(Data entries)
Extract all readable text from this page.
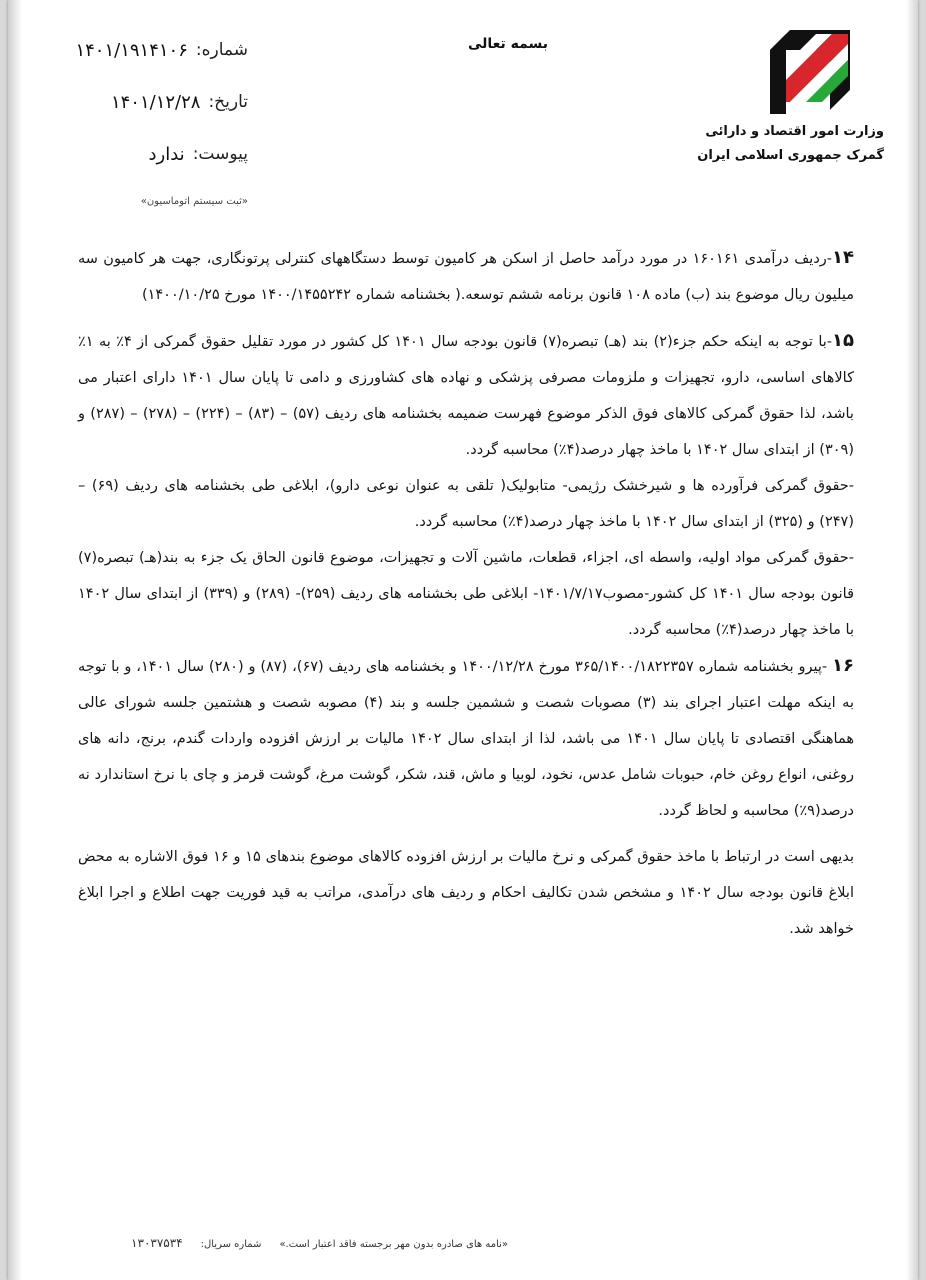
بسمه تعالی
وزارت امور اقتصاد و دارائی
گمرک جمهوری اسلامی ایران
شماره:
۱۴۰۱/۱۹۱۴۱۰۶
تاریخ:
۱۴۰۱/۱۲/۲۸
پیوست:
ندارد
«ثبت سیستم اتوماسیون»

۱۴-ردیف درآمدی ۱۶۰۱۶۱ در مورد درآمد حاصل از اسکن هر کامیون توسط دستگاههای کنترلی پرتونگاری، جهت هر کامیون سه میلیون ریال موضوع بند (ب) ماده ۱۰۸ قانون برنامه ششم توسعه.( بخشنامه شماره ۱۴۰۰/۱۴۵۵۲۴۲ مورخ ۱۴۰۰/۱۰/۲۵)

۱۵-با توجه به اینکه حکم جزء(۲) بند (هـ) تبصره(۷) قانون بودجه سال ۱۴۰۱ کل کشور در مورد تقلیل حقوق گمرکی از ۴٪ به ۱٪ کالاهای اساسی، دارو، تجهیزات و ملزومات مصرفی پزشکی و نهاده های کشاورزی و دامی تا پایان سال ۱۴۰۱ دارای اعتبار می باشد، لذا حقوق گمرکی کالاهای فوق الذکر موضوع فهرست ضمیمه بخشنامه های ردیف (۵۷) – (۸۳) – (۲۲۴) – (۲۷۸) – (۲۸۷) و (۳۰۹) از ابتدای سال ۱۴۰۲ با ماخذ چهار درصد(۴٪) محاسبه گردد.

-حقوق گمرکی فرآورده ها و شیرخشک رژیمی- متابولیک( تلقی به عنوان نوعی دارو)، ابلاغی طی بخشنامه های ردیف (۶۹) – (۲۴۷) و (۳۲۵) از ابتدای سال ۱۴۰۲ با ماخذ چهار درصد(۴٪) محاسبه گردد.

-حقوق گمرکی مواد اولیه، واسطه ای، اجزاء، قطعات، ماشین آلات و تجهیزات، موضوع قانون الحاق یک جزء به بند(هـ) تبصره(۷) قانون بودجه سال ۱۴۰۱ کل کشور-مصوب۱۴۰۱/۷/۱۷- ابلاغی طی بخشنامه های ردیف (۲۵۹)- (۲۸۹) و (۳۳۹) از ابتدای سال ۱۴۰۲ با ماخذ چهار درصد(۴٪) محاسبه گردد.

۱۶ -پیرو بخشنامه شماره ۳۶۵/۱۴۰۰/۱۸۲۲۳۵۷ مورخ ۱۴۰۰/۱۲/۲۸ و بخشنامه های ردیف (۶۷)، (۸۷) و (۲۸۰) سال ۱۴۰۱، و با توجه به اینکه مهلت اعتبار اجرای بند (۳) مصوبات شصت و ششمین جلسه و بند (۴) مصوبه شصت و هشتمین جلسه شورای عالی هماهنگی اقتصادی تا پایان سال ۱۴۰۱ می باشد، لذا از ابتدای سال ۱۴۰۲ مالیات بر ارزش افزوده واردات گندم، برنج، دانه های روغنی، انواع روغن خام، حبوبات شامل عدس، نخود، لوبیا و ماش، قند، شکر، گوشت مرغ، گوشت قرمز و چای با نرخ استاندارد نه درصد(۹٪) محاسبه و لحاظ گردد.

بدیهی است در ارتباط با ماخذ حقوق گمرکی و نرخ مالیات بر ارزش افزوده کالاهای موضوع بندهای ۱۵ و ۱۶ فوق الاشاره به محض ابلاغ قانون بودجه سال ۱۴۰۲ و مشخص شدن تکالیف احکام و ردیف های درآمدی، مراتب به قید فوریت جهت اطلاع و اجرا ابلاغ خواهد شد.

«نامه های صادره بدون مهر برجسته فاقد اعتبار است.»
شماره سریال:
۱۳۰۳۷۵۳۴
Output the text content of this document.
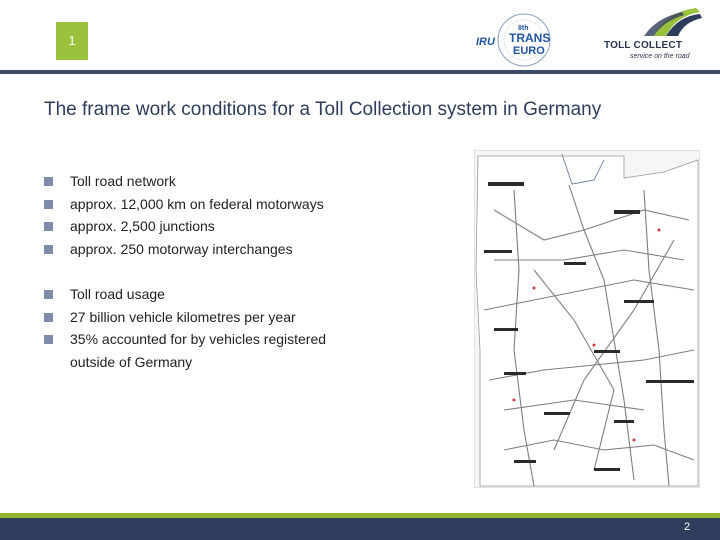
1
8th
TRANS
EURO
IRU	TOLL COLLECT
service on the road
The frame work conditions for a Toll Collection system in Germany
Toll road network
approx. 12,000 km on federal motorways
approx. 2,500 junctions
approx. 250 motorway interchanges
Toll road usage
27 billion vehicle kilometres per year
35% accounted for by vehicles registered outside of Germany
2
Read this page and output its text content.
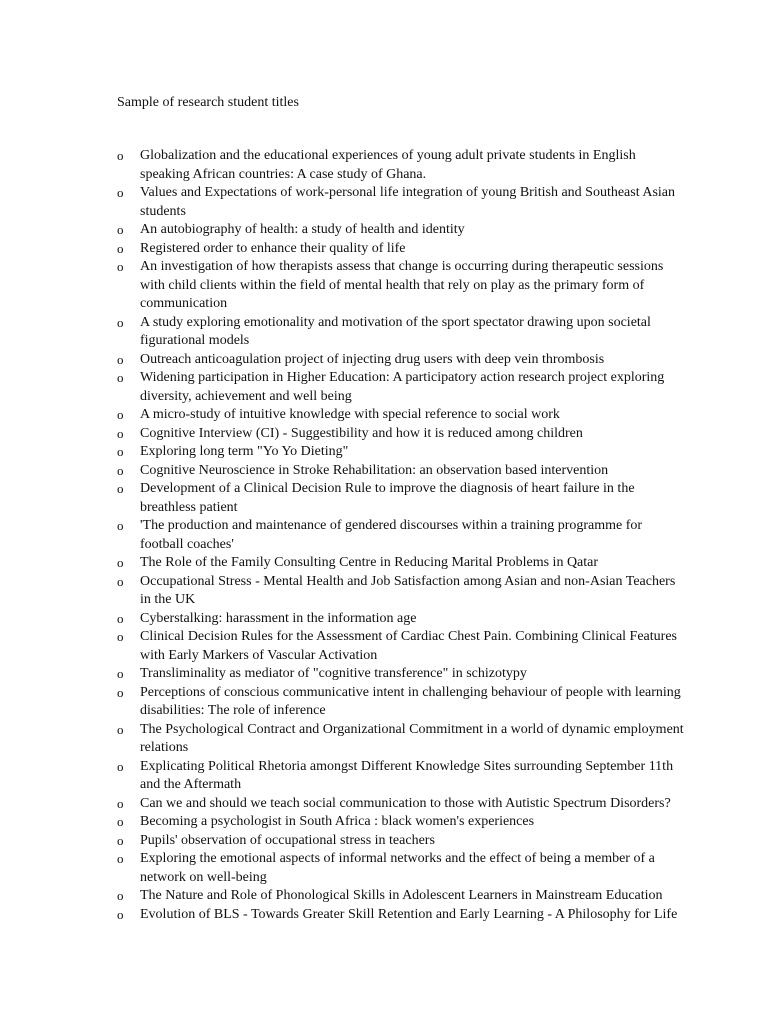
Sample of research student titles
o Globalization and the educational experiences of young adult private students in English speaking African countries: A case study of Ghana.
o Values and Expectations of work-personal life integration of young British and Southeast Asian students
o An autobiography of health: a study of health and identity
o Registered order to enhance their quality of life
o An investigation of how therapists assess that change is occurring during therapeutic sessions with child clients within the field of mental health that rely on play as the primary form of communication
o A study exploring emotionality and motivation of the sport spectator drawing upon societal figurational models
o Outreach anticoagulation project of injecting drug users with deep vein thrombosis
o Widening participation in Higher Education: A participatory action research project exploring diversity, achievement and well being
o A micro-study of intuitive knowledge with special reference to social work
o Cognitive Interview (CI) - Suggestibility and how it is reduced among children
o Exploring long term "Yo Yo Dieting"
o Cognitive Neuroscience in Stroke Rehabilitation: an observation based intervention
o Development of a Clinical Decision Rule to improve the diagnosis of heart failure in the breathless patient
o 'The production and maintenance of gendered discourses within a training programme for football coaches'
o The Role of the Family Consulting Centre in Reducing Marital Problems in Qatar
o Occupational Stress - Mental Health and Job Satisfaction among Asian and non-Asian Teachers in the UK
o Cyberstalking: harassment in the information age
o Clinical Decision Rules for the Assessment of Cardiac Chest Pain. Combining Clinical Features with Early Markers of Vascular Activation
o Transliminality as mediator of "cognitive transference" in schizotypy
o Perceptions of conscious communicative intent in challenging behaviour of people with learning disabilities: The role of inference
o The Psychological Contract and Organizational Commitment in a world of dynamic employment relations
o Explicating Political Rhetoria amongst Different Knowledge Sites surrounding September 11th and the Aftermath
o Can we and should we teach social communication to those with Autistic Spectrum Disorders?
o Becoming a psychologist in South Africa : black women's experiences
o Pupils' observation of occupational stress in teachers
o Exploring the emotional aspects of informal networks and the effect of being a member of a network on well-being
o The Nature and Role of Phonological Skills in Adolescent Learners in Mainstream Education
o Evolution of BLS - Towards Greater Skill Retention and Early Learning - A Philosophy for Life
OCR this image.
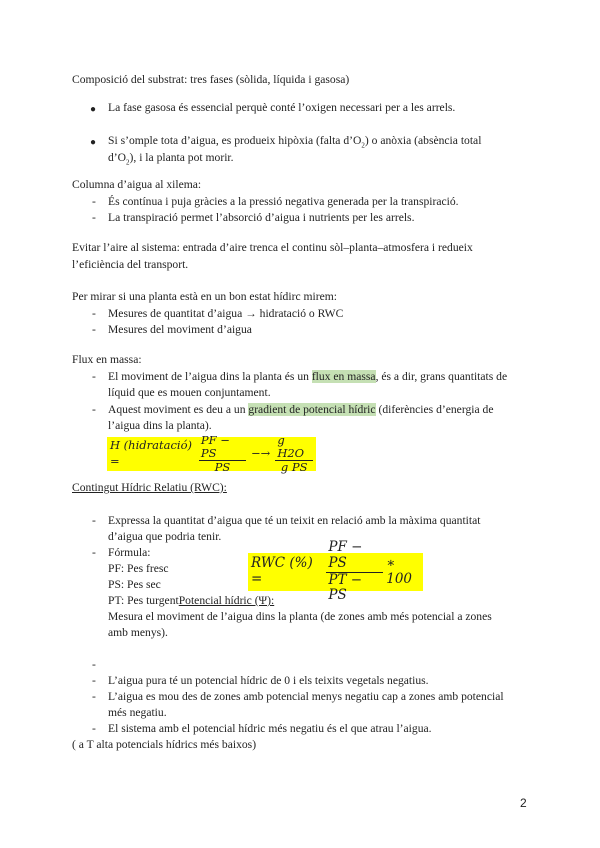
Composició del substrat: tres fases (sòlida, líquida i gasosa)
● La fase gasosa és essencial perquè conté l’oxigen necessari per a les arrels.
● Si s’omple tota d’aigua, es produeix hipòxia (falta $d’O_2$) o anòxia (absència total
$d’O_2$), i la planta pot morir.
Columna d’aigua al xilema:
- És contínua i puja gràcies a la pressió negativa generada per la transpiració.
- La transpiració permet l’absorció d’aigua i nutrients per les arrels.
Evitar l’aire al sistema: entrada d’aire trenca el continu sòl–planta–atmosfera i redueix
l’eficiència del transport.
Per mirar si una planta està en un bon estat hídirc mirem:
- Mesures de quantitat d’aigua → hidratació o RWC
- Mesures del moviment d’aigua
Flux en massa:
- El moviment de l’aigua dins la planta és un flux en massa, és a dir, grans quantitats de
líquid que es mouen conjuntament.
- Aquest moviment es deu a un gradient de potencial hídric (diferències d’energia de
l’aigua dins la planta).
H (hidratació) =	$\frac{PF - PS}{PS} -\to \frac{\text{g H2O}}{\text{g PS}}$
Contingut Hídric Relatiu (RWC):
- Expressa la quantitat d’aigua que té un teixit en relació amb la màxima quantitat
d’aigua que podria tenir.
- Fórmula:
PF: Pes fresc
PS: Pes sec
PT: Pes turgentPotencial hídric (Ψ):
Mesura el moviment de l’aigua dins la planta (de zones amb més potencial a zones
amb menys).
RWC (%) =	$\frac{PF - PS}{PT - PS}$ ∗ 100
-
- L’aigua pura té un potencial hídric de 0 i els teixits vegetals negatius.
- L’aigua es mou des de zones amb potencial menys negatiu cap a zones amb potencial
més negatiu.
- El sistema amb el potencial hídric més negatiu és el que atrau l’aigua.
( a T alta potencials hídrics més baixos)
2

CHALLENGE: In the material above, find the lines that contain "دارو" and show them.

ANSWER:
۱۵-با توجه به اینکه حکم جزء(۲) بند (هـ) تبصره(۷) قانون بودجه سال ۱۴۰۱ کل کشور در مورد تقلیل حقوق گمرکی از ۴٪ به ۱٪ کالاهای اساسی، دارو، تجهیزات و ملزومات مصرفی پزشکی و نهاده های کشاورزی و دامی تا پایان سال ۱۴۰۱ دارای اعتبار می باشد، لذا حقوق گمرکی کالاهای فوق الذکر موضوع فهرست ضمیمه بخشنامه های ردیف (۵۷) – (۸۳) – (۲۲۴) – (۲۷۸) – (۲۸۷) و (۳۰۹) از ابتدای سال ۱۴۰۲ با ماخذ چهار درصد(۴٪) محاسبه گردد.
-حقوق گمرکی فرآورده ها و شیرخشک رژیمی- متابولیک( تلقی به عنوان نوعی دارو)، ابلاغی طی بخشنامه های ردیف (۶۹) – (۲۴۷) و (۳۲۵) از ابتدای سال ۱۴۰۲ با ماخذ چهار درصد(۴٪) محاسبه گردد.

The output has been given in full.